* [Exercise task]: Without including any pictures, write out all the entries exactly.
───── Records for the task ─────
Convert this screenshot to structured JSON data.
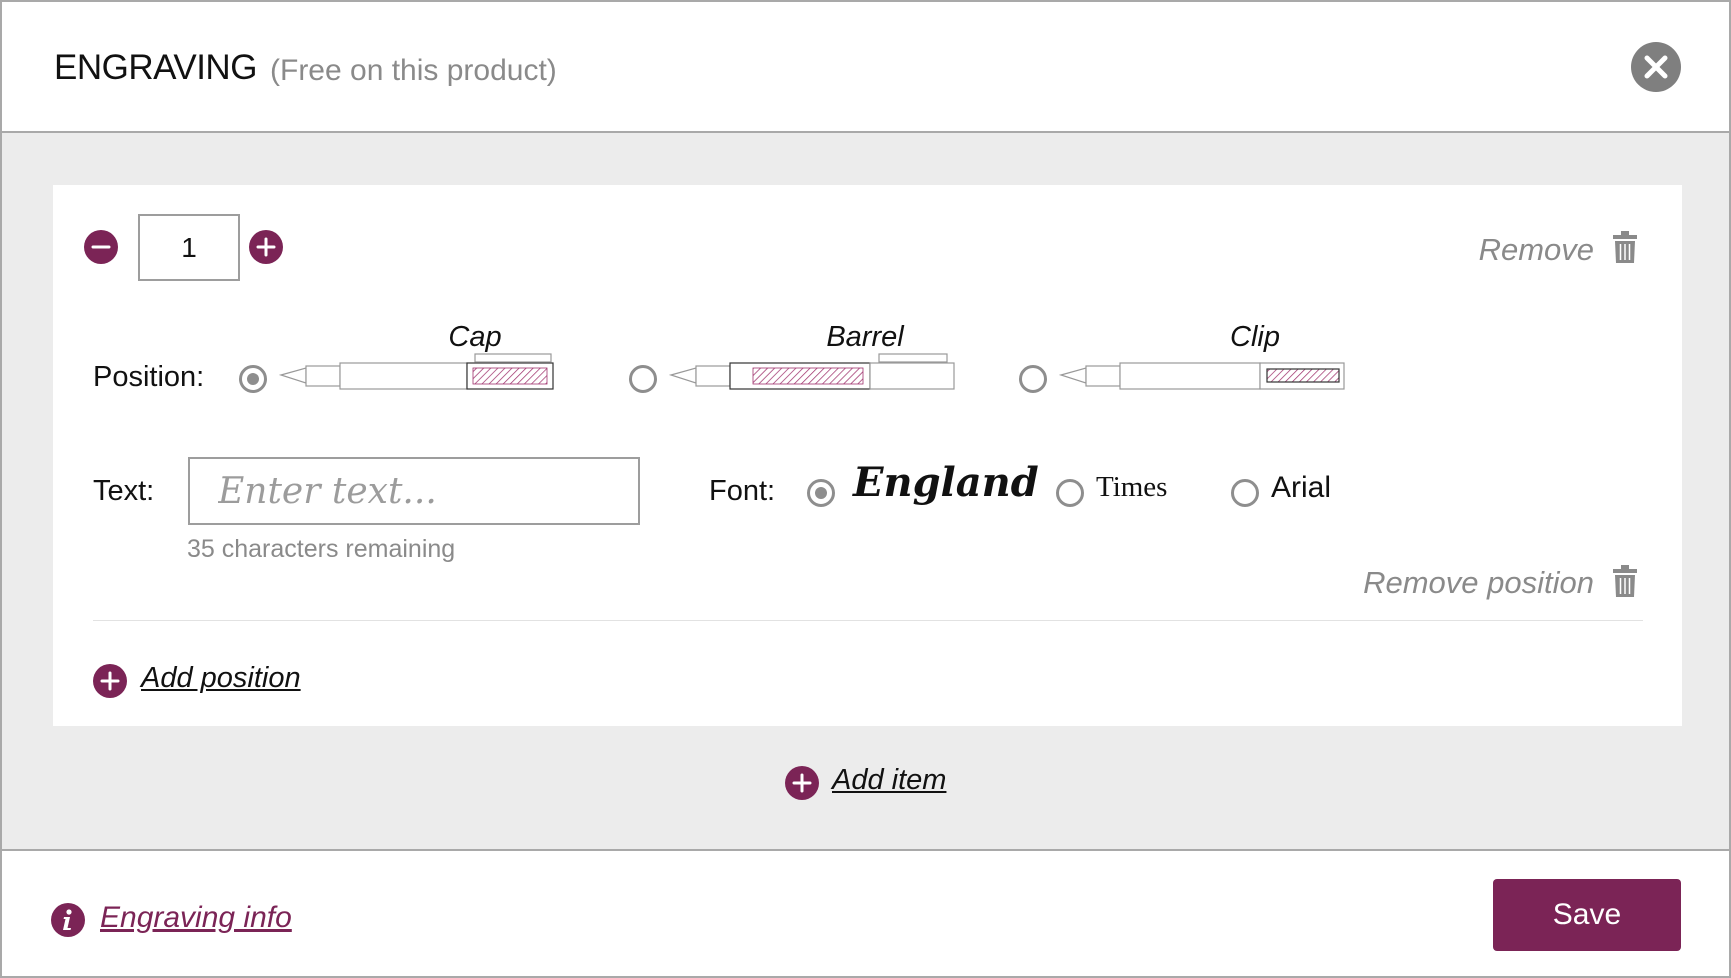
{
  "header": {
    "title": "ENGRAVING",
    "subtitle": "(Free on this product)",
    "close_icon": "close-icon"
  },
  "item": {
    "quantity": "1",
    "remove_label": "Remove",
    "position_label": "Position:",
    "positions": [
      {
        "label": "Cap",
        "selected": true
      },
      {
        "label": "Barrel",
        "selected": false
      },
      {
        "label": "Clip",
        "selected": false
      }
    ],
    "text_label": "Text:",
    "text_placeholder": "Enter text...",
    "text_value": "",
    "chars_remaining": "35 characters remaining",
    "font_label": "Font:",
    "fonts": [
      {
        "label": "England",
        "selected": true
      },
      {
        "label": "Times",
        "selected": false
      },
      {
        "label": "Arial",
        "selected": false
      }
    ],
    "remove_position_label": "Remove position",
    "add_position_label": "Add position"
  },
  "add_item_label": "Add item",
  "footer": {
    "info_label": "Engraving info",
    "save_label": "Save"
  },
  "colors": {
    "accent": "#7b2456",
    "muted_text": "#8a8a8a",
    "panel_background": "#ececec",
    "close_button": "#7f7f7f"
  }
}
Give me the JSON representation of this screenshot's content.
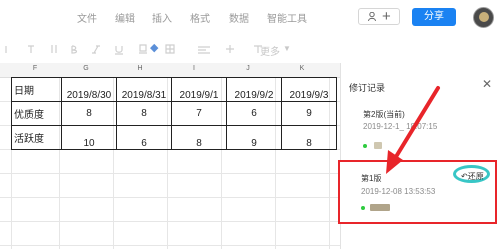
{
  "menubar": {
    "items": [
      "文件",
      "编辑",
      "插入",
      "格式",
      "数据",
      "智能工具"
    ],
    "share_label": "分享",
    "share_user_plus": "+"
  },
  "toolbar": {
    "more_label": "更多"
  },
  "sheet": {
    "column_headers": [
      "F",
      "G",
      "H",
      "I",
      "J",
      "K"
    ],
    "rows": [
      {
        "label": "日期",
        "values": [
          "2019/8/30",
          "2019/8/31",
          "2019/9/1",
          "2019/9/2",
          "2019/9/3"
        ]
      },
      {
        "label": "优质度",
        "values": [
          "8",
          "8",
          "7",
          "6",
          "9"
        ]
      },
      {
        "label": "活跃度",
        "values": [
          "10",
          "6",
          "8",
          "9",
          "8"
        ]
      }
    ]
  },
  "panel": {
    "title": "修订记录",
    "close_glyph": "✕",
    "versions": [
      {
        "title": "第2版(当前)",
        "time": "2019-12-1_ 18:07:15"
      },
      {
        "title": "第1版",
        "time": "2019-12-08 13:53:53",
        "restore_label": "还原"
      }
    ]
  },
  "annotation": {
    "arrow_color": "#e8252a",
    "highlight_color": "#38c6c6"
  },
  "colors": {
    "accent": "#1a82f2",
    "status_dot": "#2ecb3f"
  }
}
─────
* [Final result]:
Convert this screenshot to structured JSON data.
{
  "header": {
    "title": "ENGRAVING",
    "subtitle": "(Free on this product)",
    "close_icon": "close-icon"
  },
  "item": {
    "quantity": "1",
    "remove_label": "Remove",
    "position_label": "Position:",
    "positions": [
      {
        "label": "Cap",
        "selected": true
      },
      {
        "label": "Barrel",
        "selected": false
      },
      {
        "label": "Clip",
        "selected": false
      }
    ],
    "text_label": "Text:",
    "text_placeholder": "Enter text...",
    "text_value": "",
    "chars_remaining": "35 characters remaining",
    "font_label": "Font:",
    "fonts": [
      {
        "label": "England",
        "selected": true
      },
      {
        "label": "Times",
        "selected": false
      },
      {
        "label": "Arial",
        "selected": false
      }
    ],
    "remove_position_label": "Remove position",
    "add_position_label": "Add position"
  },
  "add_item_label": "Add item",
  "footer": {
    "info_label": "Engraving info",
    "save_label": "Save"
  },
  "colors": {
    "accent": "#7b2456",
    "muted_text": "#8a8a8a",
    "panel_background": "#ececec",
    "close_button": "#7f7f7f"
  }
}
Give me the JSON representation of this screenshot's content.
{
  "menubar": {
    "items": [
      "文件",
      "编辑",
      "插入",
      "格式",
      "数据",
      "智能工具"
    ],
    "share_label": "分享",
    "share_user_plus": "+"
  },
  "toolbar": {
    "more_label": "更多"
  },
  "sheet": {
    "column_headers": [
      "F",
      "G",
      "H",
      "I",
      "J",
      "K"
    ],
    "rows": [
      {
        "label": "日期",
        "values": [
          "2019/8/30",
          "2019/8/31",
          "2019/9/1",
          "2019/9/2",
          "2019/9/3"
        ]
      },
      {
        "label": "优质度",
        "values": [
          "8",
          "8",
          "7",
          "6",
          "9"
        ]
      },
      {
        "label": "活跃度",
        "values": [
          "10",
          "6",
          "8",
          "9",
          "8"
        ]
      }
    ]
  },
  "panel": {
    "title": "修订记录",
    "close_glyph": "✕",
    "versions": [
      {
        "title": "第2版(当前)",
        "time": "2019-12-1_ 18:07:15"
      },
      {
        "title": "第1版",
        "time": "2019-12-08 13:53:53",
        "restore_label": "还原"
      }
    ]
  },
  "annotation": {
    "arrow_color": "#e8252a",
    "highlight_color": "#38c6c6"
  },
  "colors": {
    "accent": "#1a82f2",
    "status_dot": "#2ecb3f"
  }
}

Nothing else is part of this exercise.